## [TASK DESCRIPTION]
The listing beneath should be written out in full, exactly as shown.

(Entries taken from a collection)
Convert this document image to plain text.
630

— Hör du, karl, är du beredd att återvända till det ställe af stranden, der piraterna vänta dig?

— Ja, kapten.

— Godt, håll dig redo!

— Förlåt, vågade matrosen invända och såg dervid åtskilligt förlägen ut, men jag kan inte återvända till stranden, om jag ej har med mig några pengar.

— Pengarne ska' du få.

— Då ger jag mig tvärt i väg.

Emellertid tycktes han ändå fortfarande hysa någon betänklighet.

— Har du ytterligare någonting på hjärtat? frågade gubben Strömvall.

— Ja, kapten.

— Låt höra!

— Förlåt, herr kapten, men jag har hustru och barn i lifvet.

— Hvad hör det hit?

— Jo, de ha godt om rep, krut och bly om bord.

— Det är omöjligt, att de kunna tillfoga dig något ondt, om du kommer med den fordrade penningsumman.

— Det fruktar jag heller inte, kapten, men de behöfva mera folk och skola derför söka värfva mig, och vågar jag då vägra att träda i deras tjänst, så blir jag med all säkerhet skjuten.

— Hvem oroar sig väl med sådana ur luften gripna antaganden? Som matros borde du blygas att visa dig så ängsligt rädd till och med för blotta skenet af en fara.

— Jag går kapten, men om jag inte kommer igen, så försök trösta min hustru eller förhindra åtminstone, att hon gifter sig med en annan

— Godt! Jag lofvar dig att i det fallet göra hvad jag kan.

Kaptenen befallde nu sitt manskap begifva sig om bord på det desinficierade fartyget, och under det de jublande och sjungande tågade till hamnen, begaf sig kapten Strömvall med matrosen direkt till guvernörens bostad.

## [WRITTEN ANSWER]
Convert this document image to plain text.
630

— Hör du, karl, är du beredd att återvända till det ställe af stranden, der piraterna vänta dig?

— Ja, kapten.

— Godt, håll dig redo!

— Förlåt, vågade matrosen invända och såg dervid åtskilligt förlägen ut, men jag kan inte återvända till stranden, om jag ej har med mig några pengar.

— Pengarne ska' du få.

— Då ger jag mig tvärt i väg.

Emellertid tycktes han ändå fortfarande hysa någon betänklighet.

— Har du ytterligare någonting på hjärtat? frågade gubben Strömvall.

— Ja, kapten.

— Låt höra!

— Förlåt, herr kapten, men jag har hustru och barn i lifvet.

— Hvad hör det hit?

— Jo, de ha godt om rep, krut och bly om bord.

— Det är omöjligt, att de kunna tillfoga dig något ondt, om du kommer med den fordrade penningsumman.

— Det fruktar jag heller inte, kapten, men de behöfva mera folk och skola derför söka värfva mig, och vågar jag då vägra att träda i deras tjänst, så blir jag med all säkerhet skjuten.

— Hvem oroar sig väl med sådana ur luften gripna antaganden? Som matros borde du blygas att visa dig så ängsligt rädd till och med för blotta skenet af en fara.

— Jag går kapten, men om jag inte kommer igen, så försök trösta min hustru eller förhindra åtminstone, att hon gifter sig med en annan

— Godt! Jag lofvar dig att i det fallet göra hvad jag kan.

Kaptenen befallde nu sitt manskap begifva sig om bord på det desinficierade fartyget, och under det de jublande och sjungande tågade till hamnen, begaf sig kapten Strömvall med matrosen direkt till guvernörens bostad.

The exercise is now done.